## Begin
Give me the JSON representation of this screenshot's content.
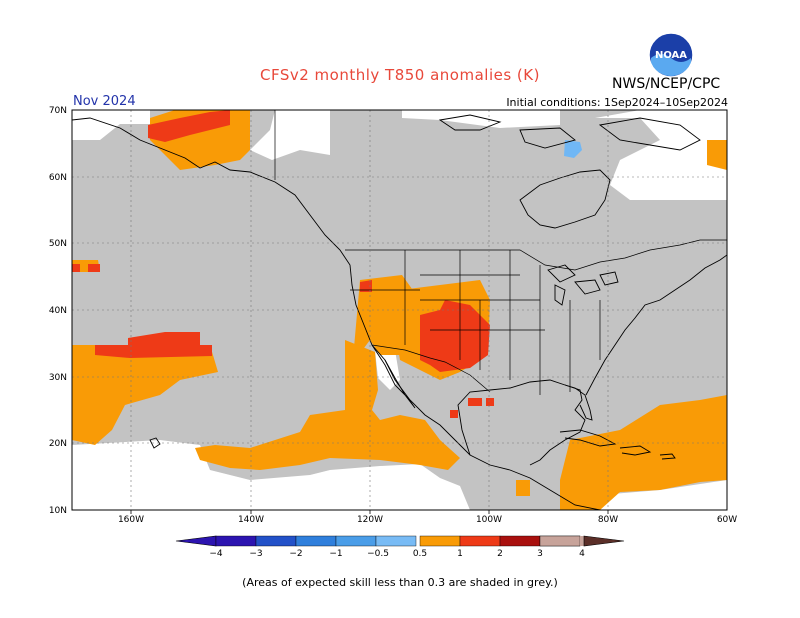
{
  "title": "CFSv2 monthly T850 anomalies (K)",
  "agency": "NWS/NCEP/CPC",
  "logo_text": "NOAA",
  "forecast_month": "Nov 2024",
  "initial_conditions": "Initial conditions: 1Sep2024–10Sep2024",
  "footnote": "(Areas of expected skill less than 0.3 are shaded in grey.)",
  "map": {
    "lon_range": [
      -170,
      -60
    ],
    "lat_range": [
      10,
      70
    ],
    "lat_labels": [
      "10N",
      "20N",
      "30N",
      "40N",
      "50N",
      "60N",
      "70N"
    ],
    "lon_labels": [
      "160W",
      "140W",
      "120W",
      "100W",
      "80W",
      "60W"
    ],
    "colors": {
      "low_skill_grey": "#c3c3c3",
      "land_outline": "#000000",
      "warm_0_5_1": "#f99b06",
      "warm_1_2": "#ee3a17",
      "cold_neg_0_5_neg_1": "#70b7f5"
    }
  },
  "legend": {
    "labels": [
      "−4",
      "−3",
      "−2",
      "−1",
      "−0.5",
      "0.5",
      "1",
      "2",
      "3",
      "4"
    ],
    "colors": [
      "#2c14b0",
      "#2251c8",
      "#2f7fdc",
      "#4a9de8",
      "#78bbf5",
      "#ffffff",
      "#f99b06",
      "#ee3a17",
      "#a9100e",
      "#8a1005",
      "#c7a39a",
      "#5b2f28"
    ]
  }
}
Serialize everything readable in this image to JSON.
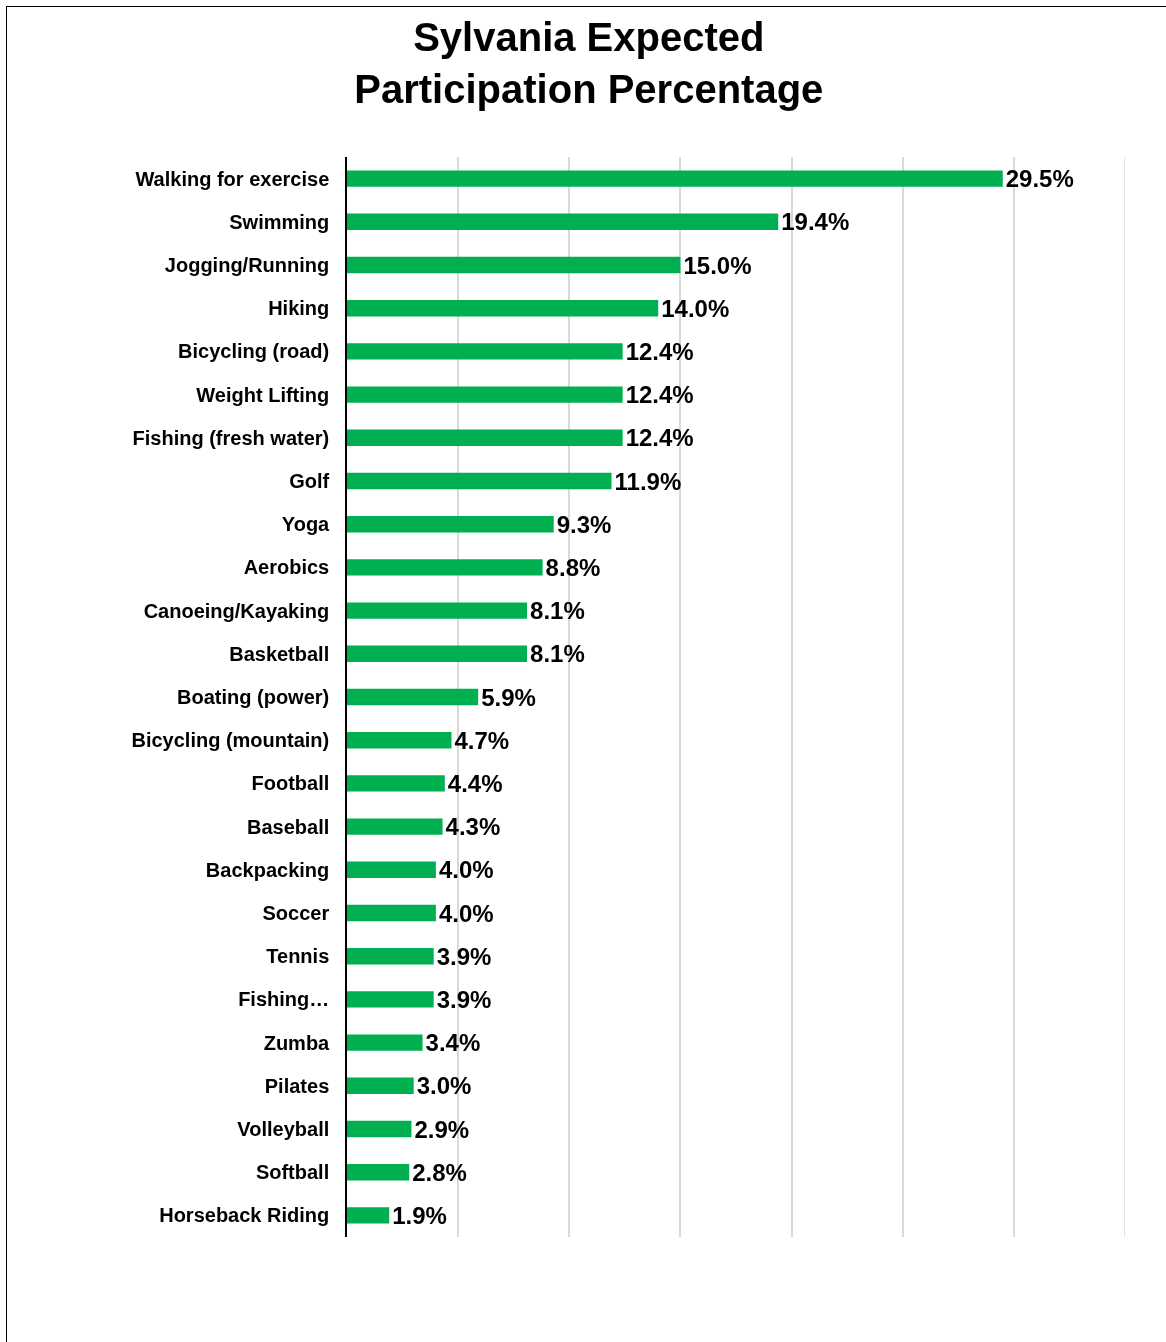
{
  "chart_data": {
    "type": "bar",
    "orientation": "horizontal",
    "title": "Sylvania Expected\nParticipation Percentage",
    "categories": [
      "Walking for exercise",
      "Swimming",
      "Jogging/Running",
      "Hiking",
      "Bicycling (road)",
      "Weight Lifting",
      "Fishing (fresh water)",
      "Golf",
      "Yoga",
      "Aerobics",
      "Canoeing/Kayaking",
      "Basketball",
      "Boating (power)",
      "Bicycling (mountain)",
      "Football",
      "Baseball",
      "Backpacking",
      "Soccer",
      "Tennis",
      "Fishing…",
      "Zumba",
      "Pilates",
      "Volleyball",
      "Softball",
      "Horseback Riding"
    ],
    "values": [
      29.5,
      19.4,
      15.0,
      14.0,
      12.4,
      12.4,
      12.4,
      11.9,
      9.3,
      8.8,
      8.1,
      8.1,
      5.9,
      4.7,
      4.4,
      4.3,
      4.0,
      4.0,
      3.9,
      3.9,
      3.4,
      3.0,
      2.9,
      2.8,
      1.9
    ],
    "value_labels": [
      "29.5%",
      "19.4%",
      "15.0%",
      "14.0%",
      "12.4%",
      "12.4%",
      "12.4%",
      "11.9%",
      "9.3%",
      "8.8%",
      "8.1%",
      "8.1%",
      "5.9%",
      "4.7%",
      "4.4%",
      "4.3%",
      "4.0%",
      "4.0%",
      "3.9%",
      "3.9%",
      "3.4%",
      "3.0%",
      "2.9%",
      "2.8%",
      "1.9%"
    ],
    "color": "#00b050",
    "xlim": [
      0,
      35
    ],
    "xticks": [
      {
        "value": 0,
        "label": null
      },
      {
        "value": 5,
        "label": null
      },
      {
        "value": 10,
        "label": null
      },
      {
        "value": 15,
        "label": null
      },
      {
        "value": 20,
        "label": null
      },
      {
        "value": 25,
        "label": null
      },
      {
        "value": 30,
        "label": null
      },
      {
        "value": 35,
        "label": null
      }
    ],
    "grid": "x",
    "tick_labels": "y"
  }
}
## End
Omit the pictures and reproduce the listing exactly.

[SOLUTION]:
Give me the JSON representation of this screenshot's content.
{
  "title": "CFSv2 monthly T850 anomalies (K)",
  "agency": "NWS/NCEP/CPC",
  "logo_text": "NOAA",
  "forecast_month": "Nov 2024",
  "initial_conditions": "Initial conditions: 1Sep2024–10Sep2024",
  "footnote": "(Areas of expected skill less than 0.3 are shaded in grey.)",
  "map": {
    "lon_range": [
      -170,
      -60
    ],
    "lat_range": [
      10,
      70
    ],
    "lat_labels": [
      "10N",
      "20N",
      "30N",
      "40N",
      "50N",
      "60N",
      "70N"
    ],
    "lon_labels": [
      "160W",
      "140W",
      "120W",
      "100W",
      "80W",
      "60W"
    ],
    "colors": {
      "low_skill_grey": "#c3c3c3",
      "land_outline": "#000000",
      "warm_0_5_1": "#f99b06",
      "warm_1_2": "#ee3a17",
      "cold_neg_0_5_neg_1": "#70b7f5"
    }
  },
  "legend": {
    "labels": [
      "−4",
      "−3",
      "−2",
      "−1",
      "−0.5",
      "0.5",
      "1",
      "2",
      "3",
      "4"
    ],
    "colors": [
      "#2c14b0",
      "#2251c8",
      "#2f7fdc",
      "#4a9de8",
      "#78bbf5",
      "#ffffff",
      "#f99b06",
      "#ee3a17",
      "#a9100e",
      "#8a1005",
      "#c7a39a",
      "#5b2f28"
    ]
  }
}
Serialize everything readable in this image to JSON.
{
  "chart_data": {
    "type": "bar",
    "orientation": "horizontal",
    "title": "Sylvania Expected\nParticipation Percentage",
    "categories": [
      "Walking for exercise",
      "Swimming",
      "Jogging/Running",
      "Hiking",
      "Bicycling (road)",
      "Weight Lifting",
      "Fishing (fresh water)",
      "Golf",
      "Yoga",
      "Aerobics",
      "Canoeing/Kayaking",
      "Basketball",
      "Boating (power)",
      "Bicycling (mountain)",
      "Football",
      "Baseball",
      "Backpacking",
      "Soccer",
      "Tennis",
      "Fishing…",
      "Zumba",
      "Pilates",
      "Volleyball",
      "Softball",
      "Horseback Riding"
    ],
    "values": [
      29.5,
      19.4,
      15.0,
      14.0,
      12.4,
      12.4,
      12.4,
      11.9,
      9.3,
      8.8,
      8.1,
      8.1,
      5.9,
      4.7,
      4.4,
      4.3,
      4.0,
      4.0,
      3.9,
      3.9,
      3.4,
      3.0,
      2.9,
      2.8,
      1.9
    ],
    "value_labels": [
      "29.5%",
      "19.4%",
      "15.0%",
      "14.0%",
      "12.4%",
      "12.4%",
      "12.4%",
      "11.9%",
      "9.3%",
      "8.8%",
      "8.1%",
      "8.1%",
      "5.9%",
      "4.7%",
      "4.4%",
      "4.3%",
      "4.0%",
      "4.0%",
      "3.9%",
      "3.9%",
      "3.4%",
      "3.0%",
      "2.9%",
      "2.8%",
      "1.9%"
    ],
    "color": "#00b050",
    "xlim": [
      0,
      35
    ],
    "xticks": [
      {
        "value": 0,
        "label": null
      },
      {
        "value": 5,
        "label": null
      },
      {
        "value": 10,
        "label": null
      },
      {
        "value": 15,
        "label": null
      },
      {
        "value": 20,
        "label": null
      },
      {
        "value": 25,
        "label": null
      },
      {
        "value": 30,
        "label": null
      },
      {
        "value": 35,
        "label": null
      }
    ],
    "grid": "x",
    "tick_labels": "y"
  }
}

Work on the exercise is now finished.